Collection entries

----------

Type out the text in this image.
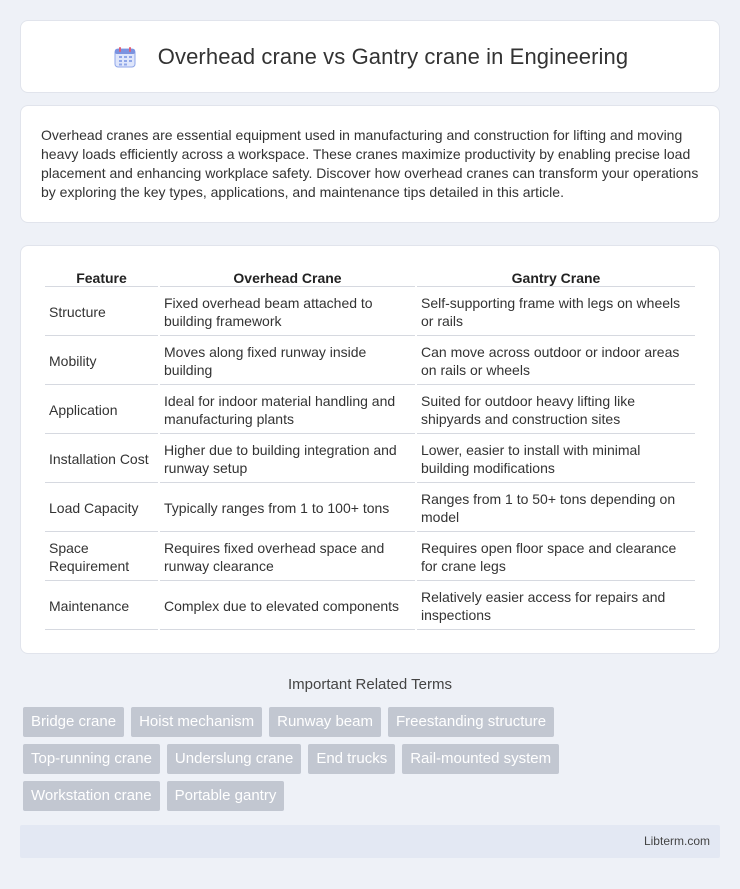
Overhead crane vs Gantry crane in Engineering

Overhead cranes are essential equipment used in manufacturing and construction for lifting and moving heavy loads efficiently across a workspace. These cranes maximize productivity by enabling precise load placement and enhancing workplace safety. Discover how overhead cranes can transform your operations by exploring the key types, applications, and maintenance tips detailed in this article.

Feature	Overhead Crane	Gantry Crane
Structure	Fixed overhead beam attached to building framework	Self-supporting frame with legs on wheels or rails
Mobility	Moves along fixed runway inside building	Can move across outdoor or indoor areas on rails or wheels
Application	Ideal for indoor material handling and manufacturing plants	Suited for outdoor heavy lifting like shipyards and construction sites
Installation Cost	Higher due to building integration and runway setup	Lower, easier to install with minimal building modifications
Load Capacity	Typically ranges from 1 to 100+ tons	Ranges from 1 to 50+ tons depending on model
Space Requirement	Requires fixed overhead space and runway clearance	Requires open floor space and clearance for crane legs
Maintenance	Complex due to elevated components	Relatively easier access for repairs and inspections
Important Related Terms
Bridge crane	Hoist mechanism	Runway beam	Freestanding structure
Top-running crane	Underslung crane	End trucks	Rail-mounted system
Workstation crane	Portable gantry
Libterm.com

----------

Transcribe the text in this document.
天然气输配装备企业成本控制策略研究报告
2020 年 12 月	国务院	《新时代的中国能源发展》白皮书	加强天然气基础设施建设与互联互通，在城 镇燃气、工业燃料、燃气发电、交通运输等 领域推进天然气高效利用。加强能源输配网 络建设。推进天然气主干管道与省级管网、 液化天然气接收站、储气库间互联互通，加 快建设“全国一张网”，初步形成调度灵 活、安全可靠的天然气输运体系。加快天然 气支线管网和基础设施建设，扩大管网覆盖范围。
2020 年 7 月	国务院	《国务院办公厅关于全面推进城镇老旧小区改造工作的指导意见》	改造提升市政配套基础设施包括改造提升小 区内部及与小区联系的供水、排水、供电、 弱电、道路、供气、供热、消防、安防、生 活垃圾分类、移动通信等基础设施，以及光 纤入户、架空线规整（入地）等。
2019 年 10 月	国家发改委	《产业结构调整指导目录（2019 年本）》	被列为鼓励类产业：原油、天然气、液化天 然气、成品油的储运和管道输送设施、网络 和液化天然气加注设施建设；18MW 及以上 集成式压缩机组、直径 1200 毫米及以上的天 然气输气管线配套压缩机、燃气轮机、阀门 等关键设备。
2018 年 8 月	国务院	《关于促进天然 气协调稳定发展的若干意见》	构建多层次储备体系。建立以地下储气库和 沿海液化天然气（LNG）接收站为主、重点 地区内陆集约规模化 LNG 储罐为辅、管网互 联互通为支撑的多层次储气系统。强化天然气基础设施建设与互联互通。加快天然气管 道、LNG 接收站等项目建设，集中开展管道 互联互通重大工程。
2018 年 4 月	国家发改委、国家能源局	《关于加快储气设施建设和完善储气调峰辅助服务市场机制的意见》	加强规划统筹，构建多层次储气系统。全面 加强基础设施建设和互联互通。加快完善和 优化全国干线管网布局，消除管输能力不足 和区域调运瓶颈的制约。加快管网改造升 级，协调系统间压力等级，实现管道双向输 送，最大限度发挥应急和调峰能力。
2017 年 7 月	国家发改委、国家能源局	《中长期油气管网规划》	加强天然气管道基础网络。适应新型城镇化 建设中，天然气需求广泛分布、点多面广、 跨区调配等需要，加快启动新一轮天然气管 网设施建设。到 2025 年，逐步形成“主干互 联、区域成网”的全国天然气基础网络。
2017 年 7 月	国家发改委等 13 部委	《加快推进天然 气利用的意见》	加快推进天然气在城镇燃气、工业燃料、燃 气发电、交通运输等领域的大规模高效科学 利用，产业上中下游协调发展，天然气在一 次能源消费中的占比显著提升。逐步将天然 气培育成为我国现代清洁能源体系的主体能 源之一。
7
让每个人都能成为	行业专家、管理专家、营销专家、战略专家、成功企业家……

----------

EXERCISE DETAILS → Find every line in the records that contains the word "text"; copy those lines.

THE COMPLETED TASK →
Type out the text in this image.
Transcribe the text in this document.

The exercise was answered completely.